■ TASK DESCRIPTION ■
Scanning the entries below, copy every line that contains the word "this".

Dataset rows about figures
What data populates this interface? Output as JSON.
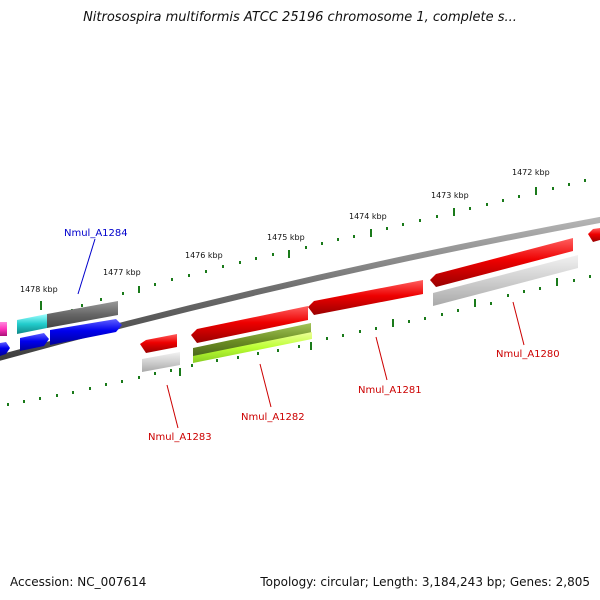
{
  "title": "Nitrosospira multiformis ATCC 25196 chromosome 1, complete s...",
  "footer": {
    "accession": "Accession: NC_007614",
    "summary": "Topology: circular; Length: 3,184,243 bp; Genes: 2,805"
  },
  "scale_labels": [
    "1478 kbp",
    "1477 kbp",
    "1476 kbp",
    "1475 kbp",
    "1474 kbp",
    "1473 kbp",
    "1472 kbp"
  ],
  "gene_labels": {
    "forward": [
      "Nmul_A1284"
    ],
    "reverse": [
      "Nmul_A1283",
      "Nmul_A1282",
      "Nmul_A1281",
      "Nmul_A1280"
    ]
  },
  "colors": {
    "forward_label": "#0000cc",
    "reverse_label": "#cc0000",
    "tick": "#1a7a1a",
    "backbone": "#7a7a7a"
  }
}
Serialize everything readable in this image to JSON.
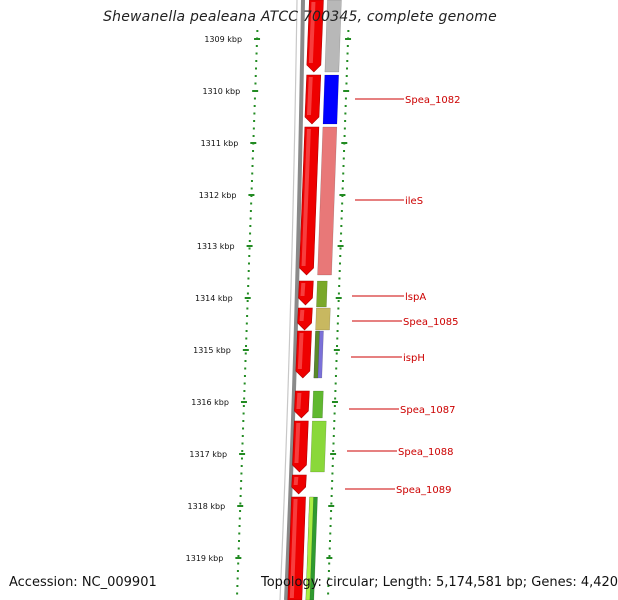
{
  "title": "Shewanella pealeana ATCC 700345, complete genome",
  "footer": {
    "accession": "Accession: NC_009901",
    "topology": "Topology: circular; Length: 5,174,581 bp; Genes: 4,420"
  },
  "ruler": {
    "ticks": [
      "1309 kbp",
      "1310 kbp",
      "1311 kbp",
      "1312 kbp",
      "1313 kbp",
      "1314 kbp",
      "1315 kbp",
      "1316 kbp",
      "1317 kbp",
      "1318 kbp",
      "1319 kbp"
    ]
  },
  "genes": [
    {
      "label": "Spea_1082",
      "color": "#0000ff"
    },
    {
      "label": "ileS",
      "color": "#e87878"
    },
    {
      "label": "lspA",
      "color": "#7aa82a"
    },
    {
      "label": "Spea_1085",
      "color": "#c8b860"
    },
    {
      "label": "ispH",
      "color": "#7a70d8"
    },
    {
      "label": "Spea_1087",
      "color": "#60b830"
    },
    {
      "label": "Spea_1088",
      "color": "#8ad83a"
    },
    {
      "label": "Spea_1089",
      "color": "#ffffff"
    }
  ],
  "colors": {
    "backbone": "#8a8a8a",
    "forward_strand": "#ee0000",
    "tick": "#228b22",
    "label": "#cc0000",
    "grey_feature": "#b8b8b8"
  }
}
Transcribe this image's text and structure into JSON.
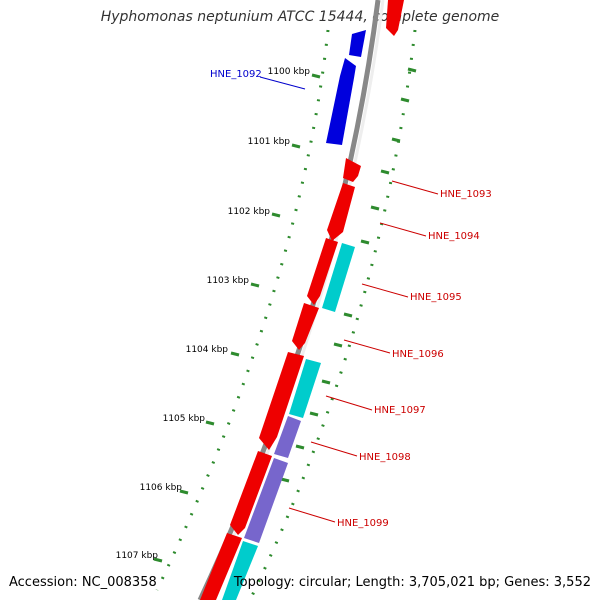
{
  "title": "Hyphomonas neptunium ATCC 15444, complete genome",
  "footer": {
    "accession": "Accession: NC_008358",
    "topology": "Topology: circular; Length: 3,705,021 bp; Genes: 3,552"
  },
  "colors": {
    "forward_cds": "#ee0000",
    "reverse_cds": "#0000dd",
    "rna_feature": "#00cccc",
    "other_feature": "#7766cc",
    "backbone": "#888888",
    "ruler": "#2e8b2e",
    "label_forward": "#cc0000",
    "label_reverse": "#0000cc"
  },
  "ticks": [
    "1100 kbp",
    "1101 kbp",
    "1102 kbp",
    "1103 kbp",
    "1104 kbp",
    "1105 kbp",
    "1106 kbp",
    "1107 kbp"
  ],
  "gene_labels": [
    "HNE_1092",
    "HNE_1093",
    "HNE_1094",
    "HNE_1095",
    "HNE_1096",
    "HNE_1097",
    "HNE_1098",
    "HNE_1099"
  ]
}
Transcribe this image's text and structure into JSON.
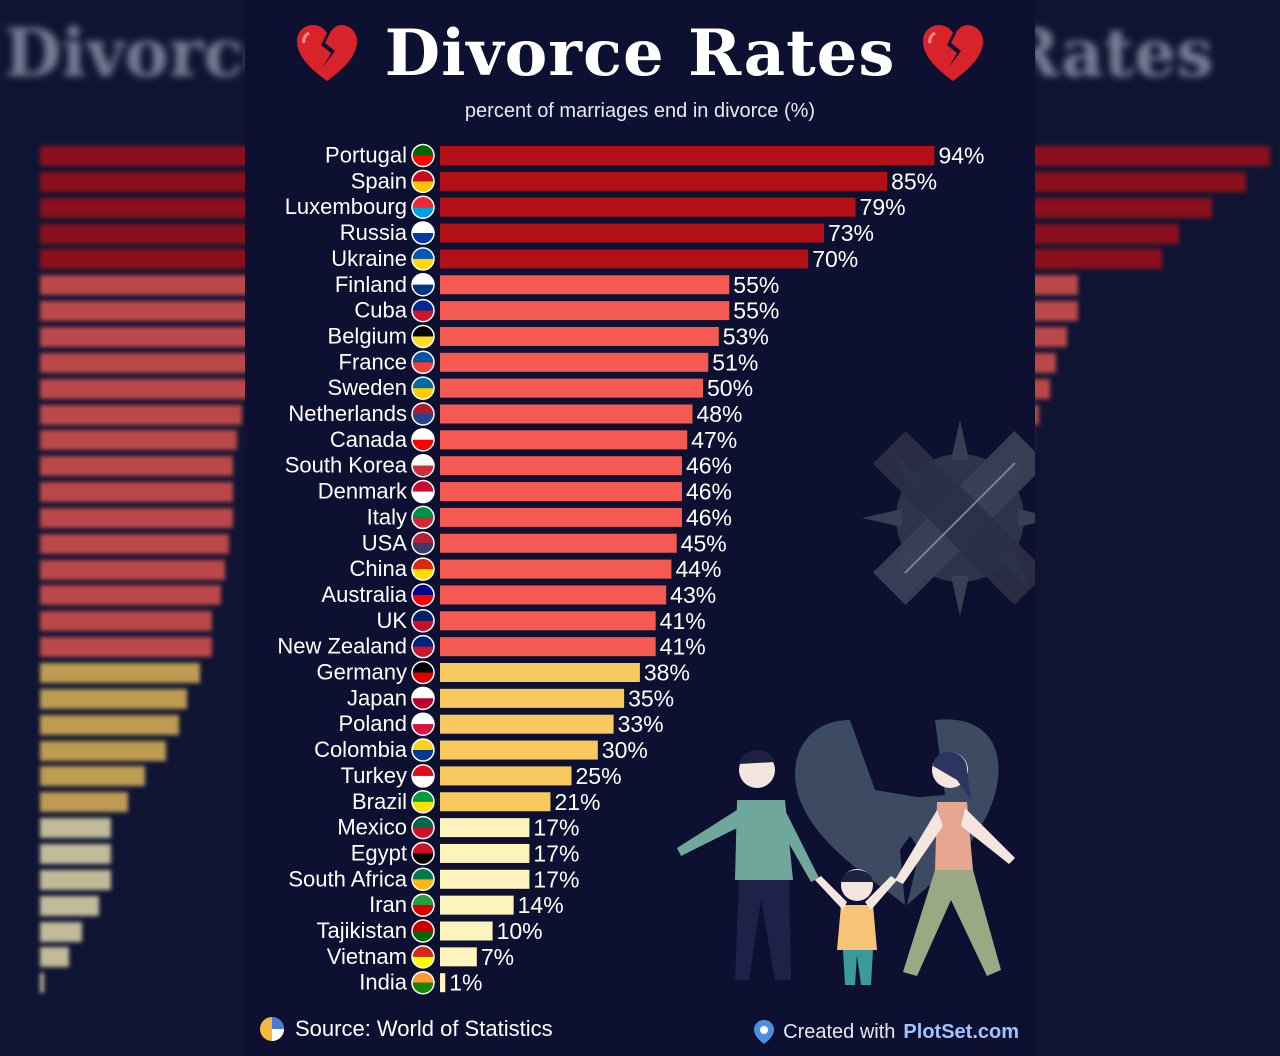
{
  "header": {
    "title": "Divorce Rates",
    "subtitle": "percent of marriages end in divorce (%)"
  },
  "footer": {
    "source": "Source: World of Statistics",
    "created_with": "Created with",
    "brand": "PlotSet.com"
  },
  "colors": {
    "background": "#0d1030",
    "tier_dark_red": "#b30f16",
    "tier_salmon": "#f45a52",
    "tier_gold": "#f8c95e",
    "tier_cream": "#fdf3bd",
    "label_text": "#ffffff"
  },
  "chart_data": {
    "type": "bar",
    "orientation": "horizontal",
    "title": "Divorce Rates",
    "subtitle": "percent of marriages end in divorce (%)",
    "value_suffix": "%",
    "categories": [
      "Portugal",
      "Spain",
      "Luxembourg",
      "Russia",
      "Ukraine",
      "Finland",
      "Cuba",
      "Belgium",
      "France",
      "Sweden",
      "Netherlands",
      "Canada",
      "South Korea",
      "Denmark",
      "Italy",
      "USA",
      "China",
      "Australia",
      "UK",
      "New Zealand",
      "Germany",
      "Japan",
      "Poland",
      "Colombia",
      "Turkey",
      "Brazil",
      "Mexico",
      "Egypt",
      "South Africa",
      "Iran",
      "Tajikistan",
      "Vietnam",
      "India"
    ],
    "values": [
      94,
      85,
      79,
      73,
      70,
      55,
      55,
      53,
      51,
      50,
      48,
      47,
      46,
      46,
      46,
      45,
      44,
      43,
      41,
      41,
      38,
      35,
      33,
      30,
      25,
      21,
      17,
      17,
      17,
      14,
      10,
      7,
      1
    ],
    "flag_icons": [
      "portugal-flag",
      "spain-flag",
      "luxembourg-flag",
      "russia-flag",
      "ukraine-flag",
      "finland-flag",
      "cuba-flag",
      "belgium-flag",
      "france-flag",
      "sweden-flag",
      "netherlands-flag",
      "canada-flag",
      "south-korea-flag",
      "denmark-flag",
      "italy-flag",
      "usa-flag",
      "china-flag",
      "australia-flag",
      "uk-flag",
      "new-zealand-flag",
      "germany-flag",
      "japan-flag",
      "poland-flag",
      "colombia-flag",
      "turkey-flag",
      "brazil-flag",
      "mexico-flag",
      "egypt-flag",
      "south-africa-flag",
      "iran-flag",
      "tajikistan-flag",
      "vietnam-flag",
      "india-flag"
    ],
    "color_tiers": [
      {
        "min": 60,
        "color": "#b30f16"
      },
      {
        "min": 40,
        "color": "#f45a52"
      },
      {
        "min": 20,
        "color": "#f8c95e"
      },
      {
        "min": 0,
        "color": "#fdf3bd"
      }
    ],
    "xlim": [
      0,
      100
    ],
    "grid": false,
    "legend": "none"
  },
  "decor_icons": [
    "broken-heart-icon",
    "virus-icon",
    "broken-heart-family-illustration"
  ]
}
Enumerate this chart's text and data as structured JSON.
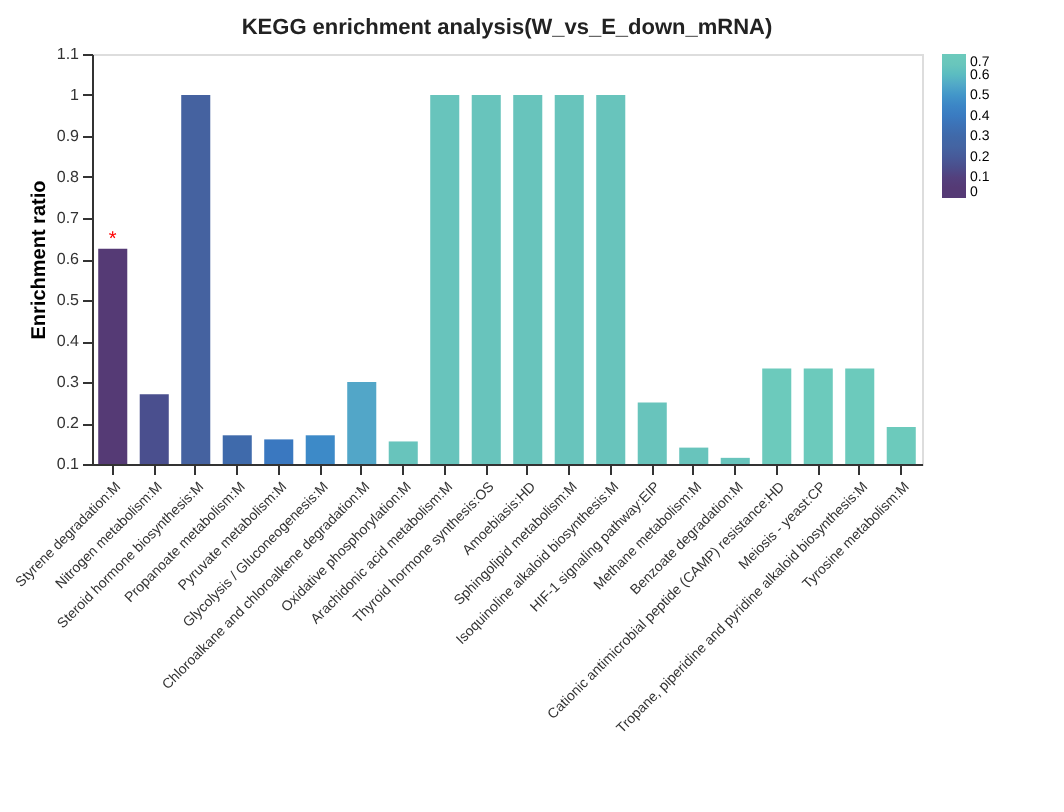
{
  "chart_data": {
    "type": "bar",
    "title": "KEGG enrichment analysis(W_vs_E_down_mRNA)",
    "ylabel": "Enrichment ratio",
    "categories": [
      "Styrene degradation:M",
      "Nitrogen metabolism:M",
      "Steroid hormone biosynthesis:M",
      "Propanoate metabolism:M",
      "Pyruvate metabolism:M",
      "Glycolysis / Gluconeogenesis:M",
      "Chloroalkane and chloroalkene degradation:M",
      "Oxidative phosphorylation:M",
      "Arachidonic acid metabolism:M",
      "Thyroid hormone synthesis:OS",
      "Amoebiasis:HD",
      "Sphingolipid metabolism:M",
      "Isoquinoline alkaloid biosynthesis:M",
      "HIF-1 signaling pathway:EIP",
      "Methane metabolism:M",
      "Benzoate degradation:M",
      "Cationic antimicrobial peptide (CAMP) resistance:HD",
      "Meiosis - yeast:CP",
      "Tropane, piperidine and pyridine alkaloid biosynthesis:M",
      "Tyrosine metabolism:M"
    ],
    "values": [
      0.625,
      0.27,
      1.0,
      0.17,
      0.16,
      0.17,
      0.3,
      0.155,
      1.0,
      1.0,
      1.0,
      1.0,
      1.0,
      0.25,
      0.14,
      0.115,
      0.333,
      0.333,
      0.333,
      0.19
    ],
    "cvalues": [
      0.03,
      0.16,
      0.25,
      0.32,
      0.39,
      0.45,
      0.55,
      0.68,
      0.68,
      0.68,
      0.68,
      0.68,
      0.68,
      0.68,
      0.68,
      0.68,
      0.7,
      0.7,
      0.7,
      0.7
    ],
    "colors": [
      "#553a75",
      "#4a4f8e",
      "#4562a0",
      "#3f6aab",
      "#3a78c0",
      "#3d8ac8",
      "#52a6c8",
      "#68c4bc",
      "#68c4bc",
      "#68c4bc",
      "#68c4bc",
      "#68c4bc",
      "#68c4bc",
      "#68c4bc",
      "#68c4bc",
      "#68c4bc",
      "#6ccabc",
      "#6ccabc",
      "#6ccabc",
      "#6ccabc"
    ],
    "clim": [
      0,
      0.7
    ],
    "cticks": [
      0,
      0.1,
      0.2,
      0.3,
      0.4,
      0.5,
      0.6,
      0.7
    ],
    "ylim": [
      0.1,
      1.1
    ],
    "yticks": [
      0.1,
      0.2,
      0.3,
      0.4,
      0.5,
      0.6,
      0.7,
      0.8,
      0.9,
      1,
      1.1
    ],
    "annotations": [
      {
        "text": "*",
        "x": "Styrene degradation:M",
        "y": 0.65
      }
    ],
    "grid": false
  }
}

■ SOLUTION ■
What data populates this interface? Output as JSON.
Serialize everything readable in this image to JSON.
Transcribe this image's text and structure into JSON.
Transcribe this image's text and structure into JSON.
Enumerate this chart's text and data as structured JSON.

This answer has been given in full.